● **What is expected**: Show all lines from the listing below that contain "Photometric".
..........
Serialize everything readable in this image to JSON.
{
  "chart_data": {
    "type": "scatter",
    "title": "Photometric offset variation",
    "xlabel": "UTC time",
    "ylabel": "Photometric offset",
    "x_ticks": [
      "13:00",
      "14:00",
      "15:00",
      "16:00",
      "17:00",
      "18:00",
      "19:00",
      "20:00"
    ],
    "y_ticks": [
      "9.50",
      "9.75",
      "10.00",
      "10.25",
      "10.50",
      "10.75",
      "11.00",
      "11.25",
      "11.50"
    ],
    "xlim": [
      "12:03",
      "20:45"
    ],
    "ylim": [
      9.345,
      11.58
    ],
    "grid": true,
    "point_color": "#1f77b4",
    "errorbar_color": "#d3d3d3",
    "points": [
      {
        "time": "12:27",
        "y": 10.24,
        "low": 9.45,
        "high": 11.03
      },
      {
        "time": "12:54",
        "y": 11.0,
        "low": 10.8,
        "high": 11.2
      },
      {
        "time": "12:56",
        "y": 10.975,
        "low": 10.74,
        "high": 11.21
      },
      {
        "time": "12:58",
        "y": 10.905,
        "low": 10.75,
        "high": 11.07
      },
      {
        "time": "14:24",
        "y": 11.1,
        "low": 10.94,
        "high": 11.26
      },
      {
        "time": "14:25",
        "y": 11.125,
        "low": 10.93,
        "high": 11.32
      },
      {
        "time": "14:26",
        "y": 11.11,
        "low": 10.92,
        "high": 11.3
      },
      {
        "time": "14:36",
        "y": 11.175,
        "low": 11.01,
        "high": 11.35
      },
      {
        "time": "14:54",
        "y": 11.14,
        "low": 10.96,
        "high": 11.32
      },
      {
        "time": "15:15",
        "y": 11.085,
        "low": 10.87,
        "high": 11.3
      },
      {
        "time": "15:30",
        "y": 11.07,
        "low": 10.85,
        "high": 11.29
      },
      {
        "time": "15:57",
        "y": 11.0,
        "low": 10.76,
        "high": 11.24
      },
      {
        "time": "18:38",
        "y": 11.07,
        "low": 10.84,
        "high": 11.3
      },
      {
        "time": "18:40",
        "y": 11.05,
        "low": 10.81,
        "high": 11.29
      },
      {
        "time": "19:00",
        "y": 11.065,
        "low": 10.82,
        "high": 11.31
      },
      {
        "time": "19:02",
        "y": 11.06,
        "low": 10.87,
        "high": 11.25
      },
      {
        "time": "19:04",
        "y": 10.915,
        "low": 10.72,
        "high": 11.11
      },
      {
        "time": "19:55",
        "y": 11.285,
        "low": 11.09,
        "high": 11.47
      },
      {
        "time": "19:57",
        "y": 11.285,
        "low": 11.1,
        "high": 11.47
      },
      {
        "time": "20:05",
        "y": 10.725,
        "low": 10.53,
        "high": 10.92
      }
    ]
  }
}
..........
● **Task answer**:
    "title": "Photometric offset variation",
    "ylabel": "Photometric offset",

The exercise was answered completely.